ENTRIES PROVIDED:

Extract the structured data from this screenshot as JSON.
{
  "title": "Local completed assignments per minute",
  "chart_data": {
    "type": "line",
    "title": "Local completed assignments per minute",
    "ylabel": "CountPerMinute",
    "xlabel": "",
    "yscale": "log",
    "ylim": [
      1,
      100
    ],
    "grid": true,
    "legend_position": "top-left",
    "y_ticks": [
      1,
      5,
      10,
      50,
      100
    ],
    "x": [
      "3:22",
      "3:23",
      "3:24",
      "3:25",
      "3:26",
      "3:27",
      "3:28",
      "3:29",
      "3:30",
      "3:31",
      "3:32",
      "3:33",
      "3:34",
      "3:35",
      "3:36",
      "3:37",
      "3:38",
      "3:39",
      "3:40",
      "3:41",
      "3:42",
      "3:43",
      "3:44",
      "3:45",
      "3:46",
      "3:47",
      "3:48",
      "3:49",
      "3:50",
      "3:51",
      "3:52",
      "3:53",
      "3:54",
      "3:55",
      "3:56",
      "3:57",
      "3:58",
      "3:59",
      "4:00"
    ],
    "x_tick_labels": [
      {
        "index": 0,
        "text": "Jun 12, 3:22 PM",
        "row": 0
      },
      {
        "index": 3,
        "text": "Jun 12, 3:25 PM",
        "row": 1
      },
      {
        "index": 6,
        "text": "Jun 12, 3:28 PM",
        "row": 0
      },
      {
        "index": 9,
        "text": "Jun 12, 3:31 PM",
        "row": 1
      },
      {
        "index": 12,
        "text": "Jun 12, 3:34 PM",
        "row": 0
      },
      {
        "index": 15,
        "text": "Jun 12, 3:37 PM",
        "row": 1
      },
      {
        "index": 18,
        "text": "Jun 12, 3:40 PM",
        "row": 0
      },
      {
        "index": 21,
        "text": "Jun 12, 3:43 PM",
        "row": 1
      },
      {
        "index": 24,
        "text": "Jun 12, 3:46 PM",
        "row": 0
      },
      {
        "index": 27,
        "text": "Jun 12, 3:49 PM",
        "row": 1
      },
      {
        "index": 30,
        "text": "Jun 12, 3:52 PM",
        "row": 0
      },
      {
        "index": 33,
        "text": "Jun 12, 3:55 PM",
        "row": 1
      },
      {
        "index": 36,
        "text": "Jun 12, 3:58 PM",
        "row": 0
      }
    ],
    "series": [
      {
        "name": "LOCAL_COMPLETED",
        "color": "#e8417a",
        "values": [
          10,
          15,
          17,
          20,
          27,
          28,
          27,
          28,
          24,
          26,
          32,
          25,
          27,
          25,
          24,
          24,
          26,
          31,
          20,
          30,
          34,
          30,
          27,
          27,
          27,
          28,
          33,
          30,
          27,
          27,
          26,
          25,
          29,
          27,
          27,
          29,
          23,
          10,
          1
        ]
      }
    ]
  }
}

DO THIS: Among the records above, find each line holding the string "assignments" and pull it out.

REPLY:
  "title": "Local completed assignments per minute",
    "title": "Local completed assignments per minute",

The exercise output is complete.